Supplied information →

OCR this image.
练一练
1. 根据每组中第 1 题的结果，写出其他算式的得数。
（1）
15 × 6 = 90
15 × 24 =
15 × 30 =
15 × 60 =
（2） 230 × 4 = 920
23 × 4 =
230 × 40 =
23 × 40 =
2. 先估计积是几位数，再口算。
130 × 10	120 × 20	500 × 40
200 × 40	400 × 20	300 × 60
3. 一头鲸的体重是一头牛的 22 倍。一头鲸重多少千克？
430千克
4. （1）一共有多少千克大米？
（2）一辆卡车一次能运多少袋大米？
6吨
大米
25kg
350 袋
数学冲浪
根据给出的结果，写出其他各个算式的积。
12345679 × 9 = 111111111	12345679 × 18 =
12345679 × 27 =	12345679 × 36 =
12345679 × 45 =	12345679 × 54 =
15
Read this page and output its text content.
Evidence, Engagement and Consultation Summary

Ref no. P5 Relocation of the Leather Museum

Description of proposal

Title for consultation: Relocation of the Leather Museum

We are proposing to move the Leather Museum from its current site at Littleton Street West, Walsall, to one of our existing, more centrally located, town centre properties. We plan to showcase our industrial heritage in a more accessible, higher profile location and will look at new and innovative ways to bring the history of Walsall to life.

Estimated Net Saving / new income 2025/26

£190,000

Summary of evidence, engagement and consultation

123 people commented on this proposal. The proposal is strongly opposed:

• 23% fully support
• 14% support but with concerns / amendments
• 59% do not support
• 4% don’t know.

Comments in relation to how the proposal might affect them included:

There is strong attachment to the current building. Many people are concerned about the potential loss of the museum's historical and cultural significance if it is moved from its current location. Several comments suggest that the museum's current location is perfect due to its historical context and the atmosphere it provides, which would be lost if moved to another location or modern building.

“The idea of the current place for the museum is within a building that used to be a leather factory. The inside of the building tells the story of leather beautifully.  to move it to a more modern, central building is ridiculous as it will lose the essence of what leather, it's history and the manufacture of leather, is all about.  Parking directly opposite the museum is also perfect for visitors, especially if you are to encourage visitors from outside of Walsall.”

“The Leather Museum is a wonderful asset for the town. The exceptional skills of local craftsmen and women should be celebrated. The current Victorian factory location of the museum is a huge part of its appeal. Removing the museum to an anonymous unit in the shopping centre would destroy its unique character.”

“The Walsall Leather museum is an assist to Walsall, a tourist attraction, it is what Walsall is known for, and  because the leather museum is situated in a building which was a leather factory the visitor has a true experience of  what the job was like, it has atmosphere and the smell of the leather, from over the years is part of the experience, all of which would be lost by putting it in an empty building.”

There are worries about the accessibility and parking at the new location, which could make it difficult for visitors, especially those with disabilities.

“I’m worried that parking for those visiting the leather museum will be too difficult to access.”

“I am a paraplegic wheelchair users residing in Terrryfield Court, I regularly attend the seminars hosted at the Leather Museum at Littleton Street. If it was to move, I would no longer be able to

Problem requirements → Return the entries above exactly as they appear.

Task result →
OCR this image.
练一练
1. 根据每组中第 1 题的结果，写出其他算式的得数。
（1）
15 × 6 = 90
15 × 24 =
15 × 30 =
15 × 60 =
（2） 230 × 4 = 920
23 × 4 =
230 × 40 =
23 × 40 =
2. 先估计积是几位数，再口算。
130 × 10	120 × 20	500 × 40
200 × 40	400 × 20	300 × 60
3. 一头鲸的体重是一头牛的 22 倍。一头鲸重多少千克？
430千克
4. （1）一共有多少千克大米？
（2）一辆卡车一次能运多少袋大米？
6吨
大米
25kg
350 袋
数学冲浪
根据给出的结果，写出其他各个算式的积。
12345679 × 9 = 111111111	12345679 × 18 =
12345679 × 27 =	12345679 × 36 =
12345679 × 45 =	12345679 × 54 =
15
Read this page and output its text content.
Evidence, Engagement and Consultation Summary

Ref no. P5 Relocation of the Leather Museum

Description of proposal

Title for consultation: Relocation of the Leather Museum

We are proposing to move the Leather Museum from its current site at Littleton Street West, Walsall, to one of our existing, more centrally located, town centre properties. We plan to showcase our industrial heritage in a more accessible, higher profile location and will look at new and innovative ways to bring the history of Walsall to life.

Estimated Net Saving / new income 2025/26

£190,000

Summary of evidence, engagement and consultation

123 people commented on this proposal. The proposal is strongly opposed:

• 23% fully support
• 14% support but with concerns / amendments
• 59% do not support
• 4% don’t know.

Comments in relation to how the proposal might affect them included:

There is strong attachment to the current building. Many people are concerned about the potential loss of the museum's historical and cultural significance if it is moved from its current location. Several comments suggest that the museum's current location is perfect due to its historical context and the atmosphere it provides, which would be lost if moved to another location or modern building.

“The idea of the current place for the museum is within a building that used to be a leather factory. The inside of the building tells the story of leather beautifully.  to move it to a more modern, central building is ridiculous as it will lose the essence of what leather, it's history and the manufacture of leather, is all about.  Parking directly opposite the museum is also perfect for visitors, especially if you are to encourage visitors from outside of Walsall.”

“The Leather Museum is a wonderful asset for the town. The exceptional skills of local craftsmen and women should be celebrated. The current Victorian factory location of the museum is a huge part of its appeal. Removing the museum to an anonymous unit in the shopping centre would destroy its unique character.”

“The Walsall Leather museum is an assist to Walsall, a tourist attraction, it is what Walsall is known for, and  because the leather museum is situated in a building which was a leather factory the visitor has a true experience of  what the job was like, it has atmosphere and the smell of the leather, from over the years is part of the experience, all of which would be lost by putting it in an empty building.”

There are worries about the accessibility and parking at the new location, which could make it difficult for visitors, especially those with disabilities.

“I’m worried that parking for those visiting the leather museum will be too difficult to access.”

“I am a paraplegic wheelchair users residing in Terrryfield Court, I regularly attend the seminars hosted at the Leather Museum at Littleton Street. If it was to move, I would no longer be able to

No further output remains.